## RAW RECORDS
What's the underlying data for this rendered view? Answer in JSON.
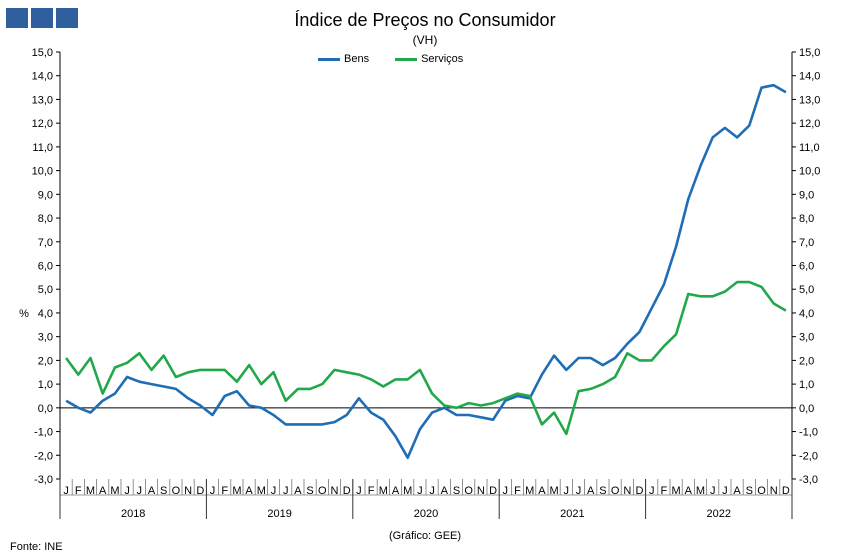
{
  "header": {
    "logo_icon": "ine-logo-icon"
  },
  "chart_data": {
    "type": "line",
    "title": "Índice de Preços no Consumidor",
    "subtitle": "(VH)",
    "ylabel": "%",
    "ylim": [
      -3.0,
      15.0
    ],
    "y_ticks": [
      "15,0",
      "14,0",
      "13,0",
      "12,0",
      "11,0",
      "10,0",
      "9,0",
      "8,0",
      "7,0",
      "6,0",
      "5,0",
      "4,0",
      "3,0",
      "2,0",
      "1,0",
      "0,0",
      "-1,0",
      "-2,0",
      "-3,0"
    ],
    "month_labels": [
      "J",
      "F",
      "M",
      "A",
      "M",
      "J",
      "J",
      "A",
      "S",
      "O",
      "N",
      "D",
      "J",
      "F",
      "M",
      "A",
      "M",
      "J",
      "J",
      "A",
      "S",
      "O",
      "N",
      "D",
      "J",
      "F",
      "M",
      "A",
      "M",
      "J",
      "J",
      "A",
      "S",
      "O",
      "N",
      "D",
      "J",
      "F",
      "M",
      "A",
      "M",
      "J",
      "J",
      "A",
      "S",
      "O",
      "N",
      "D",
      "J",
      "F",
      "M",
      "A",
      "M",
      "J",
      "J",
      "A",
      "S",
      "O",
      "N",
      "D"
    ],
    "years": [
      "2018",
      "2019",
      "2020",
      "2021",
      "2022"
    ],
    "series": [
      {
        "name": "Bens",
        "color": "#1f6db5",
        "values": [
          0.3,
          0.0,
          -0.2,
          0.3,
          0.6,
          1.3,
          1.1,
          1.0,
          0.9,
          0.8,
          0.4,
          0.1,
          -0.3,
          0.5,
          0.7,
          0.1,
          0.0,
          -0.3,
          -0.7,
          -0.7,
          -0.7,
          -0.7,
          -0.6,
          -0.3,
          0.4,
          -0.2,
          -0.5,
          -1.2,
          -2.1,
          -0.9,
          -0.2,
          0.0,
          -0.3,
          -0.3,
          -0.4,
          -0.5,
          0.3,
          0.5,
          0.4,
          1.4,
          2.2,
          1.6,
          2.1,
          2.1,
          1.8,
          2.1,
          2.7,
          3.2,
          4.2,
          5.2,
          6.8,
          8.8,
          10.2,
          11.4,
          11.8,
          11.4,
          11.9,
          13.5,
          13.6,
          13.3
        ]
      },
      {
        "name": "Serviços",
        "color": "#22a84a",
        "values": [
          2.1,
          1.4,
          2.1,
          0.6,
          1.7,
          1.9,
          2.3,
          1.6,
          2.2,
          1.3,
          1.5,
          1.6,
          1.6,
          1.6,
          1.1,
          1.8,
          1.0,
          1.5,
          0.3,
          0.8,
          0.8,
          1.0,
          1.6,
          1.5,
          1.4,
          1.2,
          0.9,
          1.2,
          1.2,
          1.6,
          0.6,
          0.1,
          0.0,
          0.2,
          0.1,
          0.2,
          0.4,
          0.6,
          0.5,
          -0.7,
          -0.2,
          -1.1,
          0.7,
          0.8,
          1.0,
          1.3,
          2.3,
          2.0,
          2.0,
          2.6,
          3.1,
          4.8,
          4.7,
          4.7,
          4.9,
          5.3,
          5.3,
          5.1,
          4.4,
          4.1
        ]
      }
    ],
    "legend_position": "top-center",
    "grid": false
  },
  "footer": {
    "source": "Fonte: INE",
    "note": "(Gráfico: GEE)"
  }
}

## TASK BRIEF
Transcribe the full listing character for character. Pictures are excluded.

## RESPONSE BELOW
What's the underlying data for this rendered view? Answer in JSON.
{
  "header": {
    "logo_icon": "ine-logo-icon"
  },
  "chart_data": {
    "type": "line",
    "title": "Índice de Preços no Consumidor",
    "subtitle": "(VH)",
    "ylabel": "%",
    "ylim": [
      -3.0,
      15.0
    ],
    "y_ticks": [
      "15,0",
      "14,0",
      "13,0",
      "12,0",
      "11,0",
      "10,0",
      "9,0",
      "8,0",
      "7,0",
      "6,0",
      "5,0",
      "4,0",
      "3,0",
      "2,0",
      "1,0",
      "0,0",
      "-1,0",
      "-2,0",
      "-3,0"
    ],
    "month_labels": [
      "J",
      "F",
      "M",
      "A",
      "M",
      "J",
      "J",
      "A",
      "S",
      "O",
      "N",
      "D",
      "J",
      "F",
      "M",
      "A",
      "M",
      "J",
      "J",
      "A",
      "S",
      "O",
      "N",
      "D",
      "J",
      "F",
      "M",
      "A",
      "M",
      "J",
      "J",
      "A",
      "S",
      "O",
      "N",
      "D",
      "J",
      "F",
      "M",
      "A",
      "M",
      "J",
      "J",
      "A",
      "S",
      "O",
      "N",
      "D",
      "J",
      "F",
      "M",
      "A",
      "M",
      "J",
      "J",
      "A",
      "S",
      "O",
      "N",
      "D"
    ],
    "years": [
      "2018",
      "2019",
      "2020",
      "2021",
      "2022"
    ],
    "series": [
      {
        "name": "Bens",
        "color": "#1f6db5",
        "values": [
          0.3,
          0.0,
          -0.2,
          0.3,
          0.6,
          1.3,
          1.1,
          1.0,
          0.9,
          0.8,
          0.4,
          0.1,
          -0.3,
          0.5,
          0.7,
          0.1,
          0.0,
          -0.3,
          -0.7,
          -0.7,
          -0.7,
          -0.7,
          -0.6,
          -0.3,
          0.4,
          -0.2,
          -0.5,
          -1.2,
          -2.1,
          -0.9,
          -0.2,
          0.0,
          -0.3,
          -0.3,
          -0.4,
          -0.5,
          0.3,
          0.5,
          0.4,
          1.4,
          2.2,
          1.6,
          2.1,
          2.1,
          1.8,
          2.1,
          2.7,
          3.2,
          4.2,
          5.2,
          6.8,
          8.8,
          10.2,
          11.4,
          11.8,
          11.4,
          11.9,
          13.5,
          13.6,
          13.3
        ]
      },
      {
        "name": "Serviços",
        "color": "#22a84a",
        "values": [
          2.1,
          1.4,
          2.1,
          0.6,
          1.7,
          1.9,
          2.3,
          1.6,
          2.2,
          1.3,
          1.5,
          1.6,
          1.6,
          1.6,
          1.1,
          1.8,
          1.0,
          1.5,
          0.3,
          0.8,
          0.8,
          1.0,
          1.6,
          1.5,
          1.4,
          1.2,
          0.9,
          1.2,
          1.2,
          1.6,
          0.6,
          0.1,
          0.0,
          0.2,
          0.1,
          0.2,
          0.4,
          0.6,
          0.5,
          -0.7,
          -0.2,
          -1.1,
          0.7,
          0.8,
          1.0,
          1.3,
          2.3,
          2.0,
          2.0,
          2.6,
          3.1,
          4.8,
          4.7,
          4.7,
          4.9,
          5.3,
          5.3,
          5.1,
          4.4,
          4.1
        ]
      }
    ],
    "legend_position": "top-center",
    "grid": false
  },
  "footer": {
    "source": "Fonte: INE",
    "note": "(Gráfico: GEE)"
  }
}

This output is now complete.